GIVEN INFORMATION —
::::::::
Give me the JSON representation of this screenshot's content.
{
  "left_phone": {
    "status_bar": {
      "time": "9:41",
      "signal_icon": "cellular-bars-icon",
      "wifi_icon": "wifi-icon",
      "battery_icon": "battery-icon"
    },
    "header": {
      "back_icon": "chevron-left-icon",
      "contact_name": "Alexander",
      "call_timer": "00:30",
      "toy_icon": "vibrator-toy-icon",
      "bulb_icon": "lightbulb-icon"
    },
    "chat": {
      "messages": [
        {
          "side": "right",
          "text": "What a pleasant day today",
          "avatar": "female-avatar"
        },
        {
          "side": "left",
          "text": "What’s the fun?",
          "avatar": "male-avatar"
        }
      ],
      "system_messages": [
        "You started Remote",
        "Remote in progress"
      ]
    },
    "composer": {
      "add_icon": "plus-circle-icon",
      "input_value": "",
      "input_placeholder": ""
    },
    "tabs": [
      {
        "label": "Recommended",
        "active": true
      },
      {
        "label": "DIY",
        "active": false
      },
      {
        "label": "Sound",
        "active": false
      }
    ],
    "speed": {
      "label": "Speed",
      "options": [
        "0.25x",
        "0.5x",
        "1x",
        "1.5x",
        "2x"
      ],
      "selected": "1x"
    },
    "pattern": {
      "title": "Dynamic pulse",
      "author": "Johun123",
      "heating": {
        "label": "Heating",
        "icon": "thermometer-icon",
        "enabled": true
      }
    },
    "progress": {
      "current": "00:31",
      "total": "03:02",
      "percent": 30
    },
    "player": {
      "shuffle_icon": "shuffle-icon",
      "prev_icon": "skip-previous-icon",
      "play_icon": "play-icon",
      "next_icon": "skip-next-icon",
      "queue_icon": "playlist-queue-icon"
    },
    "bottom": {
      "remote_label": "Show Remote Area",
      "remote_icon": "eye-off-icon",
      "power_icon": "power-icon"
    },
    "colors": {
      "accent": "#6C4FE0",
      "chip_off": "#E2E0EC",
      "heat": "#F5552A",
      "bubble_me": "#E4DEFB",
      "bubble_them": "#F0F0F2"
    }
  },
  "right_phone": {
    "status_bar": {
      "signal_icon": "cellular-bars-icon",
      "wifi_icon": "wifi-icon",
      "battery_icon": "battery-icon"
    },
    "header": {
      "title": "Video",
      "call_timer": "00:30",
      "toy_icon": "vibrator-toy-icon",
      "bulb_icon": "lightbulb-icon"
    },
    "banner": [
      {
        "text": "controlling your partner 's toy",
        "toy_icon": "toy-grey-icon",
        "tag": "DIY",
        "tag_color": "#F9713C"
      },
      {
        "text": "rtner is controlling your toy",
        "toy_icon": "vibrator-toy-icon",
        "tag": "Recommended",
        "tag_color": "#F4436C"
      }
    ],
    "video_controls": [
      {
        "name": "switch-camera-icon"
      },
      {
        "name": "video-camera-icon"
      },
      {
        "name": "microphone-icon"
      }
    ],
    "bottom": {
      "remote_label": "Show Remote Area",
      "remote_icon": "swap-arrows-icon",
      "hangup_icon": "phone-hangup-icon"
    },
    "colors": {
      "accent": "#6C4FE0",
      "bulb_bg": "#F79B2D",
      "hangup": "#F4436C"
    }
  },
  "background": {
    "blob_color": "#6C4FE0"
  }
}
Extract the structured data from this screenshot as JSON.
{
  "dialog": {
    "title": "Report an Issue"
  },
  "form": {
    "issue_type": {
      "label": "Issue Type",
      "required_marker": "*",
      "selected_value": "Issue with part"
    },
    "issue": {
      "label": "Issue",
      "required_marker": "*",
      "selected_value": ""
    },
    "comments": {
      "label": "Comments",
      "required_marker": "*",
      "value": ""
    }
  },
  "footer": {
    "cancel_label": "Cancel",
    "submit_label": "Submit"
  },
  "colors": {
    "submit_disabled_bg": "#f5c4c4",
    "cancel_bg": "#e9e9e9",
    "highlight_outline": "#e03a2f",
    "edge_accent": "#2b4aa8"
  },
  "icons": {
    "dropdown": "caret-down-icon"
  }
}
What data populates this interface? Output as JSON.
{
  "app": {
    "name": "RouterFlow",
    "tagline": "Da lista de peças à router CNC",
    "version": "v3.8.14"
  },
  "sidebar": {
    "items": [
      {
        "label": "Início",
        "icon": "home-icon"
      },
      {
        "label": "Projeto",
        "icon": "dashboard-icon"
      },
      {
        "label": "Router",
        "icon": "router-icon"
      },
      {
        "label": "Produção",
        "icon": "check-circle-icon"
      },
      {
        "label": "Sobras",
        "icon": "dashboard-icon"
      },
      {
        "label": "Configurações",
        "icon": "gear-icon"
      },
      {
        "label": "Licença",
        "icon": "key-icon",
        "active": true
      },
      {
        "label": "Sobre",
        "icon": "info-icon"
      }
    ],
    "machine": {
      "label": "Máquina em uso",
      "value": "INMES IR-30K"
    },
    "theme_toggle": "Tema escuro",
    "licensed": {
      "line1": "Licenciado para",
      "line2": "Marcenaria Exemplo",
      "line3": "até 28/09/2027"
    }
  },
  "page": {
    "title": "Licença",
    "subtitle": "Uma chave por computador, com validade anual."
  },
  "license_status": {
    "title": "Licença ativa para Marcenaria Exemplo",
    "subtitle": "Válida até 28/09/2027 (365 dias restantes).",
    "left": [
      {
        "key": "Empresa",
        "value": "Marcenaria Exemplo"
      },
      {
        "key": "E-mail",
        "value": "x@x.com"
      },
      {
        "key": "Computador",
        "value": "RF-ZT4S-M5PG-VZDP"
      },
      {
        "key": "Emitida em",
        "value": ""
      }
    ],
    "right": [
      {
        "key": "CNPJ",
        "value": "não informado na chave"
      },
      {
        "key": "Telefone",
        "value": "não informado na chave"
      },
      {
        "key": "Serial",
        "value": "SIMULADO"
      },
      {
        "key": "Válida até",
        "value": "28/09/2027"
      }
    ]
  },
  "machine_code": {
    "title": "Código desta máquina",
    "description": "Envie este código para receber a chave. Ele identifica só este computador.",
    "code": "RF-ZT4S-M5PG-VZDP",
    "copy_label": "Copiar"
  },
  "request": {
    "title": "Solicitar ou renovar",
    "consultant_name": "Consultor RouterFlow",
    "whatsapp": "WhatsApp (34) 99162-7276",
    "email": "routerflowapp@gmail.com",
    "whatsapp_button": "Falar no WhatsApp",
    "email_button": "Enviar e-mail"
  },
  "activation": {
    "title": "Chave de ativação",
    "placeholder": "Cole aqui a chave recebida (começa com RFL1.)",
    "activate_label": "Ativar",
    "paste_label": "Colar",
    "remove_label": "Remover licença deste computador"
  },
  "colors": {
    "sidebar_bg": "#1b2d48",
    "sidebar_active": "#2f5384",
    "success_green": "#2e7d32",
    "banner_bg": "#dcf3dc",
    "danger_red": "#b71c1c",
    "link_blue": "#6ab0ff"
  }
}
::::::::
WHAT THE EXERCISE ASKS — Recite the full listing above exactly.

SOLUTION FOR THIS PROBLEM —
Give me the JSON representation of this screenshot's content.
{
  "left_phone": {
    "status_bar": {
      "time": "9:41",
      "signal_icon": "cellular-bars-icon",
      "wifi_icon": "wifi-icon",
      "battery_icon": "battery-icon"
    },
    "header": {
      "back_icon": "chevron-left-icon",
      "contact_name": "Alexander",
      "call_timer": "00:30",
      "toy_icon": "vibrator-toy-icon",
      "bulb_icon": "lightbulb-icon"
    },
    "chat": {
      "messages": [
        {
          "side": "right",
          "text": "What a pleasant day today",
          "avatar": "female-avatar"
        },
        {
          "side": "left",
          "text": "What’s the fun?",
          "avatar": "male-avatar"
        }
      ],
      "system_messages": [
        "You started Remote",
        "Remote in progress"
      ]
    },
    "composer": {
      "add_icon": "plus-circle-icon",
      "input_value": "",
      "input_placeholder": ""
    },
    "tabs": [
      {
        "label": "Recommended",
        "active": true
      },
      {
        "label": "DIY",
        "active": false
      },
      {
        "label": "Sound",
        "active": false
      }
    ],
    "speed": {
      "label": "Speed",
      "options": [
        "0.25x",
        "0.5x",
        "1x",
        "1.5x",
        "2x"
      ],
      "selected": "1x"
    },
    "pattern": {
      "title": "Dynamic pulse",
      "author": "Johun123",
      "heating": {
        "label": "Heating",
        "icon": "thermometer-icon",
        "enabled": true
      }
    },
    "progress": {
      "current": "00:31",
      "total": "03:02",
      "percent": 30
    },
    "player": {
      "shuffle_icon": "shuffle-icon",
      "prev_icon": "skip-previous-icon",
      "play_icon": "play-icon",
      "next_icon": "skip-next-icon",
      "queue_icon": "playlist-queue-icon"
    },
    "bottom": {
      "remote_label": "Show Remote Area",
      "remote_icon": "eye-off-icon",
      "power_icon": "power-icon"
    },
    "colors": {
      "accent": "#6C4FE0",
      "chip_off": "#E2E0EC",
      "heat": "#F5552A",
      "bubble_me": "#E4DEFB",
      "bubble_them": "#F0F0F2"
    }
  },
  "right_phone": {
    "status_bar": {
      "signal_icon": "cellular-bars-icon",
      "wifi_icon": "wifi-icon",
      "battery_icon": "battery-icon"
    },
    "header": {
      "title": "Video",
      "call_timer": "00:30",
      "toy_icon": "vibrator-toy-icon",
      "bulb_icon": "lightbulb-icon"
    },
    "banner": [
      {
        "text": "controlling your partner 's toy",
        "toy_icon": "toy-grey-icon",
        "tag": "DIY",
        "tag_color": "#F9713C"
      },
      {
        "text": "rtner is controlling your toy",
        "toy_icon": "vibrator-toy-icon",
        "tag": "Recommended",
        "tag_color": "#F4436C"
      }
    ],
    "video_controls": [
      {
        "name": "switch-camera-icon"
      },
      {
        "name": "video-camera-icon"
      },
      {
        "name": "microphone-icon"
      }
    ],
    "bottom": {
      "remote_label": "Show Remote Area",
      "remote_icon": "swap-arrows-icon",
      "hangup_icon": "phone-hangup-icon"
    },
    "colors": {
      "accent": "#6C4FE0",
      "bulb_bg": "#F79B2D",
      "hangup": "#F4436C"
    }
  },
  "background": {
    "blob_color": "#6C4FE0"
  }
}
Extract the structured data from this screenshot as JSON.
{
  "dialog": {
    "title": "Report an Issue"
  },
  "form": {
    "issue_type": {
      "label": "Issue Type",
      "required_marker": "*",
      "selected_value": "Issue with part"
    },
    "issue": {
      "label": "Issue",
      "required_marker": "*",
      "selected_value": ""
    },
    "comments": {
      "label": "Comments",
      "required_marker": "*",
      "value": ""
    }
  },
  "footer": {
    "cancel_label": "Cancel",
    "submit_label": "Submit"
  },
  "colors": {
    "submit_disabled_bg": "#f5c4c4",
    "cancel_bg": "#e9e9e9",
    "highlight_outline": "#e03a2f",
    "edge_accent": "#2b4aa8"
  },
  "icons": {
    "dropdown": "caret-down-icon"
  }
}
What data populates this interface? Output as JSON.
{
  "app": {
    "name": "RouterFlow",
    "tagline": "Da lista de peças à router CNC",
    "version": "v3.8.14"
  },
  "sidebar": {
    "items": [
      {
        "label": "Início",
        "icon": "home-icon"
      },
      {
        "label": "Projeto",
        "icon": "dashboard-icon"
      },
      {
        "label": "Router",
        "icon": "router-icon"
      },
      {
        "label": "Produção",
        "icon": "check-circle-icon"
      },
      {
        "label": "Sobras",
        "icon": "dashboard-icon"
      },
      {
        "label": "Configurações",
        "icon": "gear-icon"
      },
      {
        "label": "Licença",
        "icon": "key-icon",
        "active": true
      },
      {
        "label": "Sobre",
        "icon": "info-icon"
      }
    ],
    "machine": {
      "label": "Máquina em uso",
      "value": "INMES IR-30K"
    },
    "theme_toggle": "Tema escuro",
    "licensed": {
      "line1": "Licenciado para",
      "line2": "Marcenaria Exemplo",
      "line3": "até 28/09/2027"
    }
  },
  "page": {
    "title": "Licença",
    "subtitle": "Uma chave por computador, com validade anual."
  },
  "license_status": {
    "title": "Licença ativa para Marcenaria Exemplo",
    "subtitle": "Válida até 28/09/2027 (365 dias restantes).",
    "left": [
      {
        "key": "Empresa",
        "value": "Marcenaria Exemplo"
      },
      {
        "key": "E-mail",
        "value": "x@x.com"
      },
      {
        "key": "Computador",
        "value": "RF-ZT4S-M5PG-VZDP"
      },
      {
        "key": "Emitida em",
        "value": ""
      }
    ],
    "right": [
      {
        "key": "CNPJ",
        "value": "não informado na chave"
      },
      {
        "key": "Telefone",
        "value": "não informado na chave"
      },
      {
        "key": "Serial",
        "value": "SIMULADO"
      },
      {
        "key": "Válida até",
        "value": "28/09/2027"
      }
    ]
  },
  "machine_code": {
    "title": "Código desta máquina",
    "description": "Envie este código para receber a chave. Ele identifica só este computador.",
    "code": "RF-ZT4S-M5PG-VZDP",
    "copy_label": "Copiar"
  },
  "request": {
    "title": "Solicitar ou renovar",
    "consultant_name": "Consultor RouterFlow",
    "whatsapp": "WhatsApp (34) 99162-7276",
    "email": "routerflowapp@gmail.com",
    "whatsapp_button": "Falar no WhatsApp",
    "email_button": "Enviar e-mail"
  },
  "activation": {
    "title": "Chave de ativação",
    "placeholder": "Cole aqui a chave recebida (começa com RFL1.)",
    "activate_label": "Ativar",
    "paste_label": "Colar",
    "remove_label": "Remover licença deste computador"
  },
  "colors": {
    "sidebar_bg": "#1b2d48",
    "sidebar_active": "#2f5384",
    "success_green": "#2e7d32",
    "banner_bg": "#dcf3dc",
    "danger_red": "#b71c1c",
    "link_blue": "#6ab0ff"
  }
}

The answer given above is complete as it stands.